━━━━━ Dataset records ━━━━━

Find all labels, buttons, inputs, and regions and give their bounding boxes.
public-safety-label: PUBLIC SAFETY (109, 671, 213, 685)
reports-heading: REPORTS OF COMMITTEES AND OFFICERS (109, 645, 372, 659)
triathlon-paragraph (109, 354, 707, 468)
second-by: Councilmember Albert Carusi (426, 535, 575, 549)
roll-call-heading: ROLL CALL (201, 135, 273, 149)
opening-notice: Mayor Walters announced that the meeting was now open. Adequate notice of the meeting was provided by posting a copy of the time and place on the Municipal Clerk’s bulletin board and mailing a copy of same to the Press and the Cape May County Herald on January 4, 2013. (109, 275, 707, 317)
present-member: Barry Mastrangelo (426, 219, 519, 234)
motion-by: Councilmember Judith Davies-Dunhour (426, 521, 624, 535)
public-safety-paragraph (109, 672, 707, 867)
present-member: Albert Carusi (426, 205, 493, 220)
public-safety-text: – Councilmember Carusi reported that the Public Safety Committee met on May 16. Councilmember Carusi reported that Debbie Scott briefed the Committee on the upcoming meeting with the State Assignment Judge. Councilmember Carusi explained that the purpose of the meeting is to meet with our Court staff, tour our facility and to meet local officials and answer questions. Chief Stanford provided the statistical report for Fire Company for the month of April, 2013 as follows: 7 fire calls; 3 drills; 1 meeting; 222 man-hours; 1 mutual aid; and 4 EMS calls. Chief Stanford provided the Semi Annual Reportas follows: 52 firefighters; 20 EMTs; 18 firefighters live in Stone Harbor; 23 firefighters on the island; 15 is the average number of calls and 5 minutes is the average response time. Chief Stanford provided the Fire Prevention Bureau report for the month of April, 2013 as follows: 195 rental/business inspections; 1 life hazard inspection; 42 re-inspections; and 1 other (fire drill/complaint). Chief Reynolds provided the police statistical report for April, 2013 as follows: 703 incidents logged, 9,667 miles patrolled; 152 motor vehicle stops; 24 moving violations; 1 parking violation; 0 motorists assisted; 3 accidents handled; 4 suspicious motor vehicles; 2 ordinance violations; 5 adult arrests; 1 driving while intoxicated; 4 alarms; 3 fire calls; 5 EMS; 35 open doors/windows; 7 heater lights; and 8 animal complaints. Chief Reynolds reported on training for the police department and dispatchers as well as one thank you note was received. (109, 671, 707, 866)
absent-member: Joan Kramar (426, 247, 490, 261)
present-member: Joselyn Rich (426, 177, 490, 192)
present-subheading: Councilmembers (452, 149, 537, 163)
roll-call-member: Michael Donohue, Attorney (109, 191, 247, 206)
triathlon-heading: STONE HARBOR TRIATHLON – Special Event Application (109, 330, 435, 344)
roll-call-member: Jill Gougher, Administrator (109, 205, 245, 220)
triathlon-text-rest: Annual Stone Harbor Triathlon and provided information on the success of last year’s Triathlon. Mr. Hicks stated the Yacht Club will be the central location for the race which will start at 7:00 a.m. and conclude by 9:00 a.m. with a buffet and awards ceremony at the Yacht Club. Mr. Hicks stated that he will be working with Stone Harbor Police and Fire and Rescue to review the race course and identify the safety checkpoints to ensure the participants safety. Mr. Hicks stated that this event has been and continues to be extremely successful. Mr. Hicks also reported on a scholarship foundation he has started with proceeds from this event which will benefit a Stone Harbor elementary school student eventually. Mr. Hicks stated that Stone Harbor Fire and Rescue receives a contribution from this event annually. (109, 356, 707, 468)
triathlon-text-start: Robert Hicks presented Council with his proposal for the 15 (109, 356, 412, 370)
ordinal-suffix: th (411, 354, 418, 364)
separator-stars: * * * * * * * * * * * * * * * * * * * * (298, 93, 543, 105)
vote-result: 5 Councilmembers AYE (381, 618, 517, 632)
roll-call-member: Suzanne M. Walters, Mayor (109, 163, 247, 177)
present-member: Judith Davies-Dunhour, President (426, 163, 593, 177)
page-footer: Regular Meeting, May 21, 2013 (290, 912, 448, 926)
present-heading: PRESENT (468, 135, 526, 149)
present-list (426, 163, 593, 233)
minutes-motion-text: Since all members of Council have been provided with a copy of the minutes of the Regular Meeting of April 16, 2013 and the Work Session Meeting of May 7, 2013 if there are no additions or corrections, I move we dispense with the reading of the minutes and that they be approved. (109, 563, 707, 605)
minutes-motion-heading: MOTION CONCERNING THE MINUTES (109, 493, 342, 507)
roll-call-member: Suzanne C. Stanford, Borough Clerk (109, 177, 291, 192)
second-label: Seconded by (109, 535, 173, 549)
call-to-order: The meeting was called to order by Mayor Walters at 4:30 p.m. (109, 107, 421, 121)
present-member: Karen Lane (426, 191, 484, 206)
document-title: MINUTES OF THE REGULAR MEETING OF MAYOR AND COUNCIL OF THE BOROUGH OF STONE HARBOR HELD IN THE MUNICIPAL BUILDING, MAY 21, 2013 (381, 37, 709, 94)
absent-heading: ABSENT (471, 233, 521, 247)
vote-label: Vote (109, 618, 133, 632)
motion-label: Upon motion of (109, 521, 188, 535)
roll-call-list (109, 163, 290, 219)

━━━━━
━━━━━ Dataset records ━━━━━

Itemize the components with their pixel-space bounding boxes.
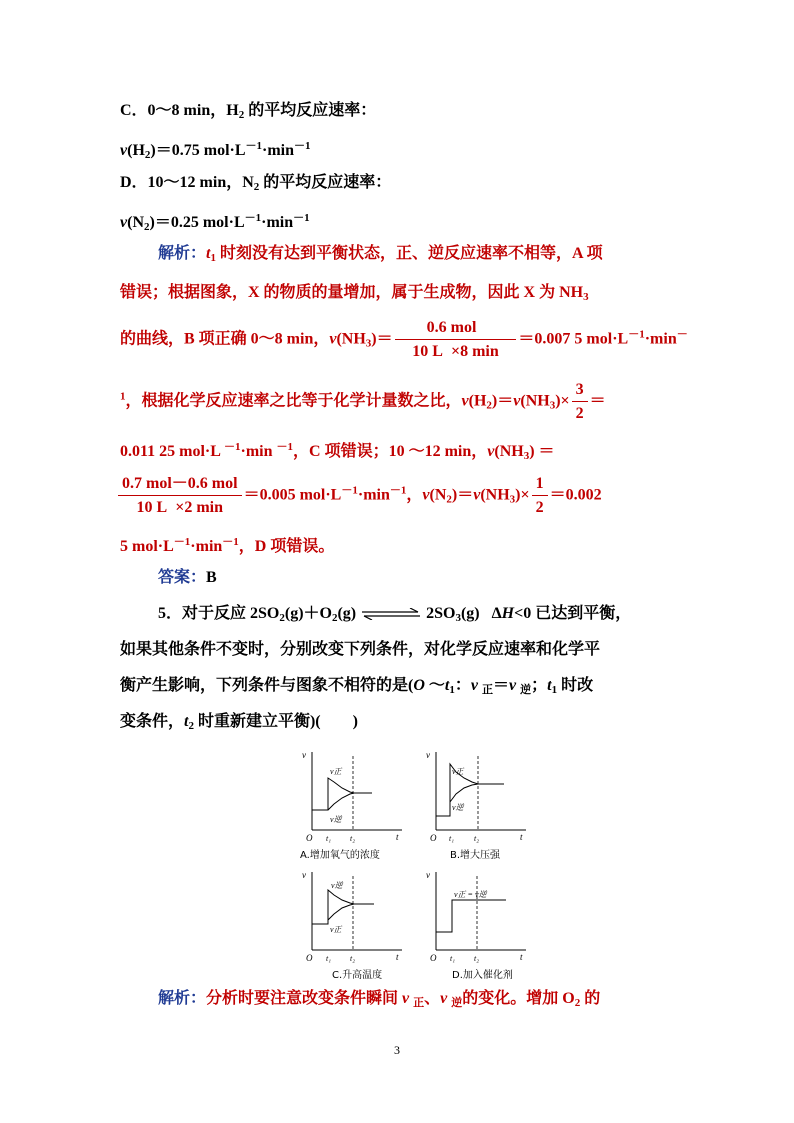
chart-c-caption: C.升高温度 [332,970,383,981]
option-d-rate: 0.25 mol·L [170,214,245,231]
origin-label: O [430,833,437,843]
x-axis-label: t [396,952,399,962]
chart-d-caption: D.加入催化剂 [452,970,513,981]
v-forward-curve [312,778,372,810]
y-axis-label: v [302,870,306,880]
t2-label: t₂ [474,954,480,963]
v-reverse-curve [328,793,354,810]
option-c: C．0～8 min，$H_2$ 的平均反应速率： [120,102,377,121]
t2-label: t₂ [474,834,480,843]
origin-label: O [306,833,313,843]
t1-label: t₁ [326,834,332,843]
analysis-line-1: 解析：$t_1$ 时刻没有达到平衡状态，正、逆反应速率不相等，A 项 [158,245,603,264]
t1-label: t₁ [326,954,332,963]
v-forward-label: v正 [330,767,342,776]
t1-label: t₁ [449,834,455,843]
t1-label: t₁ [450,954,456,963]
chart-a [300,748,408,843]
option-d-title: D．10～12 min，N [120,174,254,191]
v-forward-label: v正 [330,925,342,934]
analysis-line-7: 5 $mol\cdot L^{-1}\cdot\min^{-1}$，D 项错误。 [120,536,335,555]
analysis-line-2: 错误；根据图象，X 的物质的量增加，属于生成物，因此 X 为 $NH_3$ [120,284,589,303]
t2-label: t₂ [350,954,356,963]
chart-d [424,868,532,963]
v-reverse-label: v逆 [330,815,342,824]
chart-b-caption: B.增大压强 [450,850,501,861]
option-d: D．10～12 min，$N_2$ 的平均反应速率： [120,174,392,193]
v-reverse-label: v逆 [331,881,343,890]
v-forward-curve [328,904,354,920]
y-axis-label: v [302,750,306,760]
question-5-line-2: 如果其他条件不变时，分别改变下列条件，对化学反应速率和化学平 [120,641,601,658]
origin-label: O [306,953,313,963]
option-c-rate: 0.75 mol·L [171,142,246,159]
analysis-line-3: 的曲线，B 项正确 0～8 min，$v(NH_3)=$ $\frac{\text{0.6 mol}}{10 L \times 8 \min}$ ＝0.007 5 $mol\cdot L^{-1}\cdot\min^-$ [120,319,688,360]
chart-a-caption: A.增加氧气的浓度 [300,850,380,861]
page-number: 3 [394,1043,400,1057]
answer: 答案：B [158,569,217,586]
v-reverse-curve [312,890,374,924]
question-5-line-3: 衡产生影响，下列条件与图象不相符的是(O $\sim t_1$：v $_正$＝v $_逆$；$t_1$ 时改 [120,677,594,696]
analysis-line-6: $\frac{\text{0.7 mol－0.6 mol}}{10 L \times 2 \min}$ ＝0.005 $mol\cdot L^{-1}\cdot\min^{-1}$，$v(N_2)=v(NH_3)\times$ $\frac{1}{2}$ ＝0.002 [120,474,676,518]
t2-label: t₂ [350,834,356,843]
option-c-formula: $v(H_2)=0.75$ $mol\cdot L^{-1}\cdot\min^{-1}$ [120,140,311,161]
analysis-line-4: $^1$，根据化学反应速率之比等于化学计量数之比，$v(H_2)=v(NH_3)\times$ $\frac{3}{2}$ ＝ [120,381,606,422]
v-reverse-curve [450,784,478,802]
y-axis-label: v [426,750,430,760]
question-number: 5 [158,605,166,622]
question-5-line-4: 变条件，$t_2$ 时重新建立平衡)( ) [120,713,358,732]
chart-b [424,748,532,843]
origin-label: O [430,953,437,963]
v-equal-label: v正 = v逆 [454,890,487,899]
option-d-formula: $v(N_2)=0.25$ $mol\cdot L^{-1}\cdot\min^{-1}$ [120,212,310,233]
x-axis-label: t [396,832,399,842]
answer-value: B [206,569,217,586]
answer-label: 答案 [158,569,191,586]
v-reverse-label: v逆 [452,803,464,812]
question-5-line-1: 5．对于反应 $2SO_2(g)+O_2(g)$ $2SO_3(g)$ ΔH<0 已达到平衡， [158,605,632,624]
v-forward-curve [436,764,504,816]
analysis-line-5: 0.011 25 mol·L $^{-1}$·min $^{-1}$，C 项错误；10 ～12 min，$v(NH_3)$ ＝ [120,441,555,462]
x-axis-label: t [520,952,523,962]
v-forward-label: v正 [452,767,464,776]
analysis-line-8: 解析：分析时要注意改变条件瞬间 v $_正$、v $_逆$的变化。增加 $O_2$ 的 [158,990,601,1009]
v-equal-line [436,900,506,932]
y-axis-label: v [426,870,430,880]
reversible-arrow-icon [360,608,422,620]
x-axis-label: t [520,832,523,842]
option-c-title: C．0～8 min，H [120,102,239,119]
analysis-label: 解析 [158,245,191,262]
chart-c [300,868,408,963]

━━━━━

Challenge: Rewrite the listing above as a numbered list, starting with the line that contains "Find all labels, buttons, inputs, and" and continuing through the line that contains "roll-call-heading: ROLL CALL", and skip any blank lines.

Exercise answer:
1. Find all labels, buttons, inputs, and regions and give their bounding boxes.
2. public-safety-label: PUBLIC SAFETY (109, 671, 213, 685)
3. reports-heading: REPORTS OF COMMITTEES AND OFFICERS (109, 645, 372, 659)
4. triathlon-paragraph (109, 354, 707, 468)
5. second-by: Councilmember Albert Carusi (426, 535, 575, 549)
6. roll-call-heading: ROLL CALL (201, 135, 273, 149)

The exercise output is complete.